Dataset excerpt

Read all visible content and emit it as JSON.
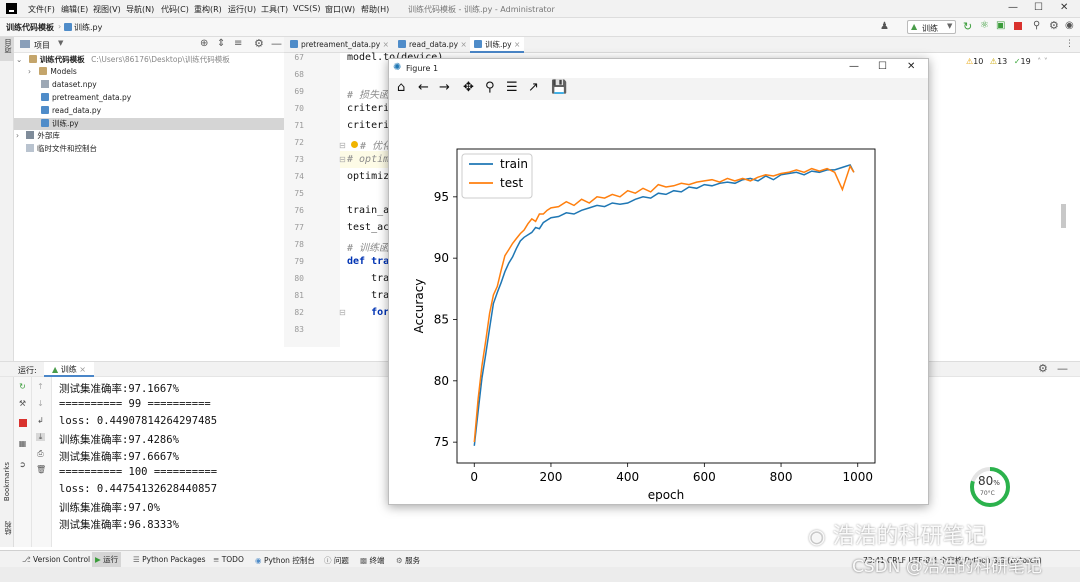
{
  "titlebar": {
    "menus": [
      "文件(F)",
      "编辑(E)",
      "视图(V)",
      "导航(N)",
      "代码(C)",
      "重构(R)",
      "运行(U)",
      "工具(T)",
      "VCS(S)",
      "窗口(W)",
      "帮助(H)"
    ],
    "window_title": "训练代码模板 - 训练.py - Administrator"
  },
  "navbar": {
    "project": "训练代码模板",
    "file": "训练.py",
    "run_config": "训练"
  },
  "project_panel": {
    "header": "项目",
    "root": "训练代码模板",
    "root_path": "C:\\Users\\86176\\Desktop\\训练代码模板",
    "items": [
      "Models",
      "dataset.npy",
      "pretreament_data.py",
      "read_data.py",
      "训练.py"
    ],
    "external": "外部库",
    "scratches": "临时文件和控制台"
  },
  "left_strip": {
    "project": "项目",
    "bookmarks": "Bookmarks",
    "structure": "结构"
  },
  "editor": {
    "tabs": [
      "pretreament_data.py",
      "read_data.py",
      "训练.py"
    ],
    "line_numbers": [
      "67",
      "68",
      "69",
      "70",
      "71",
      "72",
      "73",
      "74",
      "75",
      "76",
      "77",
      "78",
      "79",
      "80",
      "81",
      "82",
      "83"
    ],
    "lines": [
      "model.to(device)",
      "",
      "# 损失函",
      "criteri",
      "criteri",
      "# 优化器",
      "# optim",
      "optimiz",
      "",
      "train_a",
      "test_ac",
      "# 训练函",
      "def tra",
      "    tra",
      "    tra",
      "    for",
      ""
    ],
    "inspection": {
      "warnings": "10",
      "weak": "13",
      "typos": "19"
    }
  },
  "run_panel": {
    "label": "运行:",
    "config": "训练"
  },
  "console_lines": [
    "测试集准确率:97.1667%",
    "========== 99 ==========",
    "loss: 0.44907814264297485",
    "训练集准确率:97.4286%",
    "测试集准确率:97.6667%",
    "========== 100 ==========",
    "loss: 0.44754132628440857",
    "训练集准确率:97.0%",
    "测试集准确率:96.8333%"
  ],
  "statusbar": {
    "items": [
      "Version Control",
      "运行",
      "Python Packages",
      "TODO",
      "Python 控制台",
      "问题",
      "终端",
      "服务"
    ],
    "right": "73:41   CRLF   UTF-8   4 个空格   Python 3.8 (pytorch)"
  },
  "figure": {
    "title": "Figure 1"
  },
  "gauge": {
    "percent": "80",
    "percent_sign": "%",
    "temp": "70°C",
    "fraction": 0.8
  },
  "watermark": {
    "wechat": "浩浩的科研笔记",
    "csdn": "CSDN @浩浩的科研笔记"
  },
  "colors": {
    "train": "#1f77b4",
    "test": "#ff7f0e",
    "gauge": "#2bb24c"
  },
  "chart_data": {
    "type": "line",
    "title": "",
    "xlabel": "epoch",
    "ylabel": "Accuracy",
    "xlim": [
      -45,
      1045
    ],
    "ylim": [
      73.3,
      98.9
    ],
    "xticks": [
      0,
      200,
      400,
      600,
      800,
      1000
    ],
    "yticks": [
      75,
      80,
      85,
      90,
      95
    ],
    "legend": "top-left",
    "grid": false,
    "series": [
      {
        "name": "train",
        "x": [
          0,
          10,
          20,
          30,
          40,
          50,
          60,
          70,
          80,
          90,
          100,
          110,
          120,
          130,
          140,
          150,
          160,
          170,
          180,
          190,
          200,
          220,
          240,
          260,
          280,
          300,
          320,
          340,
          360,
          380,
          400,
          420,
          440,
          460,
          480,
          500,
          520,
          540,
          560,
          580,
          600,
          620,
          640,
          660,
          680,
          700,
          720,
          740,
          760,
          780,
          800,
          820,
          840,
          860,
          880,
          900,
          920,
          940,
          960,
          980,
          990
        ],
        "y": [
          74.7,
          77.5,
          80.2,
          82.2,
          84.3,
          86.3,
          87.2,
          88.0,
          88.9,
          89.6,
          90.1,
          90.8,
          91.4,
          91.7,
          91.9,
          92.1,
          92.5,
          92.4,
          92.9,
          93.1,
          93.3,
          93.4,
          93.7,
          93.6,
          93.9,
          94.1,
          94.3,
          94.2,
          94.5,
          94.4,
          94.5,
          94.8,
          95.0,
          94.9,
          95.3,
          95.2,
          95.5,
          95.4,
          95.8,
          95.7,
          96.0,
          95.9,
          96.1,
          96.2,
          96.1,
          96.4,
          96.5,
          96.3,
          96.7,
          96.4,
          96.8,
          96.9,
          97.0,
          96.8,
          97.1,
          97.0,
          97.2,
          97.2,
          97.4,
          97.6,
          97.0
        ]
      },
      {
        "name": "test",
        "x": [
          0,
          10,
          20,
          30,
          40,
          50,
          60,
          70,
          80,
          90,
          100,
          110,
          120,
          130,
          140,
          150,
          160,
          170,
          180,
          190,
          200,
          220,
          240,
          260,
          280,
          300,
          320,
          340,
          360,
          380,
          400,
          420,
          440,
          460,
          480,
          500,
          520,
          540,
          560,
          580,
          600,
          620,
          640,
          660,
          680,
          700,
          720,
          740,
          760,
          780,
          800,
          820,
          840,
          860,
          880,
          900,
          920,
          940,
          960,
          980,
          990
        ],
        "y": [
          75.0,
          78.5,
          81.2,
          83.3,
          85.5,
          87.0,
          87.7,
          89.0,
          90.2,
          90.7,
          91.2,
          91.6,
          92.0,
          92.3,
          92.8,
          93.2,
          93.0,
          93.6,
          93.6,
          93.9,
          94.1,
          94.2,
          94.6,
          94.3,
          94.8,
          94.5,
          95.0,
          94.9,
          95.2,
          95.0,
          95.5,
          95.3,
          95.7,
          95.4,
          96.0,
          95.8,
          95.9,
          96.1,
          96.0,
          96.2,
          96.3,
          96.4,
          96.2,
          96.5,
          96.3,
          96.5,
          96.3,
          96.6,
          96.8,
          96.7,
          96.9,
          97.0,
          97.2,
          97.0,
          97.3,
          97.1,
          97.3,
          97.0,
          95.6,
          97.5,
          97.0
        ]
      }
    ]
  }
}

» Exercise brief
Print all of the entries word for word. Skip any images they contain.

» Solution to this exercise
Read all visible content and emit it as JSON.
{
  "titlebar": {
    "menus": [
      "文件(F)",
      "编辑(E)",
      "视图(V)",
      "导航(N)",
      "代码(C)",
      "重构(R)",
      "运行(U)",
      "工具(T)",
      "VCS(S)",
      "窗口(W)",
      "帮助(H)"
    ],
    "window_title": "训练代码模板 - 训练.py - Administrator"
  },
  "navbar": {
    "project": "训练代码模板",
    "file": "训练.py",
    "run_config": "训练"
  },
  "project_panel": {
    "header": "项目",
    "root": "训练代码模板",
    "root_path": "C:\\Users\\86176\\Desktop\\训练代码模板",
    "items": [
      "Models",
      "dataset.npy",
      "pretreament_data.py",
      "read_data.py",
      "训练.py"
    ],
    "external": "外部库",
    "scratches": "临时文件和控制台"
  },
  "left_strip": {
    "project": "项目",
    "bookmarks": "Bookmarks",
    "structure": "结构"
  },
  "editor": {
    "tabs": [
      "pretreament_data.py",
      "read_data.py",
      "训练.py"
    ],
    "line_numbers": [
      "67",
      "68",
      "69",
      "70",
      "71",
      "72",
      "73",
      "74",
      "75",
      "76",
      "77",
      "78",
      "79",
      "80",
      "81",
      "82",
      "83"
    ],
    "lines": [
      "model.to(device)",
      "",
      "# 损失函",
      "criteri",
      "criteri",
      "# 优化器",
      "# optim",
      "optimiz",
      "",
      "train_a",
      "test_ac",
      "# 训练函",
      "def tra",
      "    tra",
      "    tra",
      "    for",
      ""
    ],
    "inspection": {
      "warnings": "10",
      "weak": "13",
      "typos": "19"
    }
  },
  "run_panel": {
    "label": "运行:",
    "config": "训练"
  },
  "console_lines": [
    "测试集准确率:97.1667%",
    "========== 99 ==========",
    "loss: 0.44907814264297485",
    "训练集准确率:97.4286%",
    "测试集准确率:97.6667%",
    "========== 100 ==========",
    "loss: 0.44754132628440857",
    "训练集准确率:97.0%",
    "测试集准确率:96.8333%"
  ],
  "statusbar": {
    "items": [
      "Version Control",
      "运行",
      "Python Packages",
      "TODO",
      "Python 控制台",
      "问题",
      "终端",
      "服务"
    ],
    "right": "73:41   CRLF   UTF-8   4 个空格   Python 3.8 (pytorch)"
  },
  "figure": {
    "title": "Figure 1"
  },
  "gauge": {
    "percent": "80",
    "percent_sign": "%",
    "temp": "70°C",
    "fraction": 0.8
  },
  "watermark": {
    "wechat": "浩浩的科研笔记",
    "csdn": "CSDN @浩浩的科研笔记"
  },
  "colors": {
    "train": "#1f77b4",
    "test": "#ff7f0e",
    "gauge": "#2bb24c"
  },
  "chart_data": {
    "type": "line",
    "title": "",
    "xlabel": "epoch",
    "ylabel": "Accuracy",
    "xlim": [
      -45,
      1045
    ],
    "ylim": [
      73.3,
      98.9
    ],
    "xticks": [
      0,
      200,
      400,
      600,
      800,
      1000
    ],
    "yticks": [
      75,
      80,
      85,
      90,
      95
    ],
    "legend": "top-left",
    "grid": false,
    "series": [
      {
        "name": "train",
        "x": [
          0,
          10,
          20,
          30,
          40,
          50,
          60,
          70,
          80,
          90,
          100,
          110,
          120,
          130,
          140,
          150,
          160,
          170,
          180,
          190,
          200,
          220,
          240,
          260,
          280,
          300,
          320,
          340,
          360,
          380,
          400,
          420,
          440,
          460,
          480,
          500,
          520,
          540,
          560,
          580,
          600,
          620,
          640,
          660,
          680,
          700,
          720,
          740,
          760,
          780,
          800,
          820,
          840,
          860,
          880,
          900,
          920,
          940,
          960,
          980,
          990
        ],
        "y": [
          74.7,
          77.5,
          80.2,
          82.2,
          84.3,
          86.3,
          87.2,
          88.0,
          88.9,
          89.6,
          90.1,
          90.8,
          91.4,
          91.7,
          91.9,
          92.1,
          92.5,
          92.4,
          92.9,
          93.1,
          93.3,
          93.4,
          93.7,
          93.6,
          93.9,
          94.1,
          94.3,
          94.2,
          94.5,
          94.4,
          94.5,
          94.8,
          95.0,
          94.9,
          95.3,
          95.2,
          95.5,
          95.4,
          95.8,
          95.7,
          96.0,
          95.9,
          96.1,
          96.2,
          96.1,
          96.4,
          96.5,
          96.3,
          96.7,
          96.4,
          96.8,
          96.9,
          97.0,
          96.8,
          97.1,
          97.0,
          97.2,
          97.2,
          97.4,
          97.6,
          97.0
        ]
      },
      {
        "name": "test",
        "x": [
          0,
          10,
          20,
          30,
          40,
          50,
          60,
          70,
          80,
          90,
          100,
          110,
          120,
          130,
          140,
          150,
          160,
          170,
          180,
          190,
          200,
          220,
          240,
          260,
          280,
          300,
          320,
          340,
          360,
          380,
          400,
          420,
          440,
          460,
          480,
          500,
          520,
          540,
          560,
          580,
          600,
          620,
          640,
          660,
          680,
          700,
          720,
          740,
          760,
          780,
          800,
          820,
          840,
          860,
          880,
          900,
          920,
          940,
          960,
          980,
          990
        ],
        "y": [
          75.0,
          78.5,
          81.2,
          83.3,
          85.5,
          87.0,
          87.7,
          89.0,
          90.2,
          90.7,
          91.2,
          91.6,
          92.0,
          92.3,
          92.8,
          93.2,
          93.0,
          93.6,
          93.6,
          93.9,
          94.1,
          94.2,
          94.6,
          94.3,
          94.8,
          94.5,
          95.0,
          94.9,
          95.2,
          95.0,
          95.5,
          95.3,
          95.7,
          95.4,
          96.0,
          95.8,
          95.9,
          96.1,
          96.0,
          96.2,
          96.3,
          96.4,
          96.2,
          96.5,
          96.3,
          96.5,
          96.3,
          96.6,
          96.8,
          96.7,
          96.9,
          97.0,
          97.2,
          97.0,
          97.3,
          97.1,
          97.3,
          97.0,
          95.6,
          97.5,
          97.0
        ]
      }
    ]
  }
}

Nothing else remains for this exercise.